» Problem description
Each line that holds the word "Strauss" counts once. Give the total number of such lines and nothing else.

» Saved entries
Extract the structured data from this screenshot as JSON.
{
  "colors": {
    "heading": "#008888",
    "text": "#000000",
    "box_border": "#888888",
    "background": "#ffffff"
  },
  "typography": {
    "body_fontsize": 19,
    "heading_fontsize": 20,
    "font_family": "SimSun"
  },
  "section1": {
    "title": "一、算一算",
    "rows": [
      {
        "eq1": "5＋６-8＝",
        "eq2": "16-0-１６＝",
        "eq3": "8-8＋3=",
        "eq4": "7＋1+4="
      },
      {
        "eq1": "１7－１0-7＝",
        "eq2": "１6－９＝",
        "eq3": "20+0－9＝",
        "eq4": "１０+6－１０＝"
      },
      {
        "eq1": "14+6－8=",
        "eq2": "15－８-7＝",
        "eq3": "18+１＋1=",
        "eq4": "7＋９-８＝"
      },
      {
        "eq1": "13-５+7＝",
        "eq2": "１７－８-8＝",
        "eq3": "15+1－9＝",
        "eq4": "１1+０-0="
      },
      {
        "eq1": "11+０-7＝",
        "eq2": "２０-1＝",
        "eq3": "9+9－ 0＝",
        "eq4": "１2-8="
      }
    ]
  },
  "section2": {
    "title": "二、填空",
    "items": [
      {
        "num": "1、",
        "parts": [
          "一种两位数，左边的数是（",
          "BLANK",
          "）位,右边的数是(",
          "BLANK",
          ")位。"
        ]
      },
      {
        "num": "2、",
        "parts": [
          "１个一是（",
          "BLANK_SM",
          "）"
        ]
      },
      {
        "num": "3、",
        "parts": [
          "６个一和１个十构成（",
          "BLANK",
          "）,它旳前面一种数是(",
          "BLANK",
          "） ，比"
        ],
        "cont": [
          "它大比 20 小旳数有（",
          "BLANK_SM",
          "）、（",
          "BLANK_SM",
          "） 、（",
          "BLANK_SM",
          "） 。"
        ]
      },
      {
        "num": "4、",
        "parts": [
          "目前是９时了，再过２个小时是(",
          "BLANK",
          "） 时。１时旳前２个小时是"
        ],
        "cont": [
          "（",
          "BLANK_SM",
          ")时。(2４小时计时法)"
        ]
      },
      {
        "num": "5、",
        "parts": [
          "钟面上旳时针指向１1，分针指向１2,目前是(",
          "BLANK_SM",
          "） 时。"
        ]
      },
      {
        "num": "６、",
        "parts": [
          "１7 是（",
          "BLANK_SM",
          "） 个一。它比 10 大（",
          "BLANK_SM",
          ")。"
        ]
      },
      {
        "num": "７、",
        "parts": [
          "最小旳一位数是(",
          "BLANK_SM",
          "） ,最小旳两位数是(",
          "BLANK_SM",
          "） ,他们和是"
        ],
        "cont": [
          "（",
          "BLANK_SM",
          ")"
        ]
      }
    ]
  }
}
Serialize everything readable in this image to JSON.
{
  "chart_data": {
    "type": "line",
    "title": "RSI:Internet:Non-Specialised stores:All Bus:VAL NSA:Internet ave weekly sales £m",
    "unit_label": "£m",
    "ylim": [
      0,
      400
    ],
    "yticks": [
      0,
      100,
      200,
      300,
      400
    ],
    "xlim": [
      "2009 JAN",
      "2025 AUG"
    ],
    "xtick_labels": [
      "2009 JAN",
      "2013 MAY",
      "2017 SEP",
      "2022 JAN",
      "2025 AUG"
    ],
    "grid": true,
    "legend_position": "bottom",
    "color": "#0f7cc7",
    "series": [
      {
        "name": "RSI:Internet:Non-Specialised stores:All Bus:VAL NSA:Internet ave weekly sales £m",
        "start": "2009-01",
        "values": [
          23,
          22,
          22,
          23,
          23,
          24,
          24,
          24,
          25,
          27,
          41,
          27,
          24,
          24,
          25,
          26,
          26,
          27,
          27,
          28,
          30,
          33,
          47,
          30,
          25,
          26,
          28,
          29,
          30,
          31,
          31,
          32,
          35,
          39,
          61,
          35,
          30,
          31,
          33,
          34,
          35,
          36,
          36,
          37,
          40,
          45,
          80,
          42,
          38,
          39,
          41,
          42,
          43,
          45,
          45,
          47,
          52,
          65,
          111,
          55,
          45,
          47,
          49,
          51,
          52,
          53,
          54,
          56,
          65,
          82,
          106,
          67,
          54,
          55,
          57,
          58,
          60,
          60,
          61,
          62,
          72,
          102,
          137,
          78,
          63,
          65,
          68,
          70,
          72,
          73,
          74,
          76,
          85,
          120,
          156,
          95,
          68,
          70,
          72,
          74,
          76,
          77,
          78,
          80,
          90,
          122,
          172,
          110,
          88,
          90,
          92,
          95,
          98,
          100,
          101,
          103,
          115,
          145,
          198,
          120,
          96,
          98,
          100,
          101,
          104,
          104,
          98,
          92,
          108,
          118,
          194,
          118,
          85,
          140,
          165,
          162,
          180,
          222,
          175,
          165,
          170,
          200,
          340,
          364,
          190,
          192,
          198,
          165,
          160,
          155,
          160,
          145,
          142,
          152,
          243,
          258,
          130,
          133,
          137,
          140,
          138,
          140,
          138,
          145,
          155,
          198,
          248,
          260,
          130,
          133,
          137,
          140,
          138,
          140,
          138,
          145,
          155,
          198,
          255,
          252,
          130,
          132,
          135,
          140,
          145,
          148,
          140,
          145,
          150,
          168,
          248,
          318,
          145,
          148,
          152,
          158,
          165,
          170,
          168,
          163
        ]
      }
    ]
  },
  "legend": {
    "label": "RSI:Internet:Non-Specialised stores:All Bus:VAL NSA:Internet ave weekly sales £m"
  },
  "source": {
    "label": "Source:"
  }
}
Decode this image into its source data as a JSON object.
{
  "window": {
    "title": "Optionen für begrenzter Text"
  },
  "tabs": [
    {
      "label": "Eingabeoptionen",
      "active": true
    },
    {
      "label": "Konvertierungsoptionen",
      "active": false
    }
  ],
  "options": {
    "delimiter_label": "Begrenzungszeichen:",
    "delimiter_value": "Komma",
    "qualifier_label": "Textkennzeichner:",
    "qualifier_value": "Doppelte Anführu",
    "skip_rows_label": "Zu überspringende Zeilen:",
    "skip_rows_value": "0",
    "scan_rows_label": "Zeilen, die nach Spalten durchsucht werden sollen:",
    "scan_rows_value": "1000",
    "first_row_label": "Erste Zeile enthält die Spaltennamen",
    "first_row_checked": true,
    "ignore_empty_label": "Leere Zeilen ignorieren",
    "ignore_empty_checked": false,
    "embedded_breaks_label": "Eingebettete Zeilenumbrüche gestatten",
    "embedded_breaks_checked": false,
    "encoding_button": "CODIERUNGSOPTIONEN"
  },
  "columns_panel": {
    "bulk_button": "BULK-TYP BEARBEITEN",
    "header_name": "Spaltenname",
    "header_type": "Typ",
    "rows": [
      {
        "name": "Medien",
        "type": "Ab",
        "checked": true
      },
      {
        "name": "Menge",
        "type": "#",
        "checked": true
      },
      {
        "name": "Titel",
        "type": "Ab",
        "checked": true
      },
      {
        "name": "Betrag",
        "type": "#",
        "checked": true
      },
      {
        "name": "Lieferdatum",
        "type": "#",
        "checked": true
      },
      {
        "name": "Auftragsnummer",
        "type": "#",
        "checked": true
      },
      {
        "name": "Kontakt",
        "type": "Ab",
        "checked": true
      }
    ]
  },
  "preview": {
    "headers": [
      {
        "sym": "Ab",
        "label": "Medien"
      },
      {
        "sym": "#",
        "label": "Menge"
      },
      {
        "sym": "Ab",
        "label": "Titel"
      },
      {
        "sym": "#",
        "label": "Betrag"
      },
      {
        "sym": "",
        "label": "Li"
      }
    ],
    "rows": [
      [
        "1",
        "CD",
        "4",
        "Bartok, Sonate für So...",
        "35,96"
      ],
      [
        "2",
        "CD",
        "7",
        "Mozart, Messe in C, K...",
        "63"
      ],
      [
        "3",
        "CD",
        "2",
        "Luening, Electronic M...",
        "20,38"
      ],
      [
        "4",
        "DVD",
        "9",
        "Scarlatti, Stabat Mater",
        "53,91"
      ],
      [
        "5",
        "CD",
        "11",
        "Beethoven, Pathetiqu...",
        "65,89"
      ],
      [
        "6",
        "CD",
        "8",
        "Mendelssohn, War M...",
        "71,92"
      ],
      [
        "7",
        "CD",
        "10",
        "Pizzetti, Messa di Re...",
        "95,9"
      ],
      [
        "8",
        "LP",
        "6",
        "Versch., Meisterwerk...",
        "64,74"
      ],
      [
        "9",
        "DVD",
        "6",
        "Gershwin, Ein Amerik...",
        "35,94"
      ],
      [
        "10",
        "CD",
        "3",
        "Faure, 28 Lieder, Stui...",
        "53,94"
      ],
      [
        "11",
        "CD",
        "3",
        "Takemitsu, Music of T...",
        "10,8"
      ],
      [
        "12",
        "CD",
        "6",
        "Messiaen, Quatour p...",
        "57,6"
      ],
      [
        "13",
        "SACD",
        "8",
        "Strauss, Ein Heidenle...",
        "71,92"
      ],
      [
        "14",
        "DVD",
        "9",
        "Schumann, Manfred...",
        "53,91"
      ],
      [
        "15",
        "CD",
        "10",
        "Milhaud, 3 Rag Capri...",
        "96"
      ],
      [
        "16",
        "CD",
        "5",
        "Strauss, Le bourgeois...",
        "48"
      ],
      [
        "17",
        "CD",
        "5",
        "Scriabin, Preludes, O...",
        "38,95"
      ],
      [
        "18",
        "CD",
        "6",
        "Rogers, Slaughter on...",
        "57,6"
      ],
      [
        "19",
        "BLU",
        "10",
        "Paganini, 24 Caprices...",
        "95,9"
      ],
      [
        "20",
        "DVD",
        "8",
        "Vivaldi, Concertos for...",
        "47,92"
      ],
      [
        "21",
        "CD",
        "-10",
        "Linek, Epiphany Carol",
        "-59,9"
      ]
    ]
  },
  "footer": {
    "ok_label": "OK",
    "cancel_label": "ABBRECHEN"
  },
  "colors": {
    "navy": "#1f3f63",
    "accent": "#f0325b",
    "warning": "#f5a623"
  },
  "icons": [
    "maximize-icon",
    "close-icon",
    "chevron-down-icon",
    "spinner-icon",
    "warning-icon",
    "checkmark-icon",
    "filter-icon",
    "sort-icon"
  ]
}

» Response below
2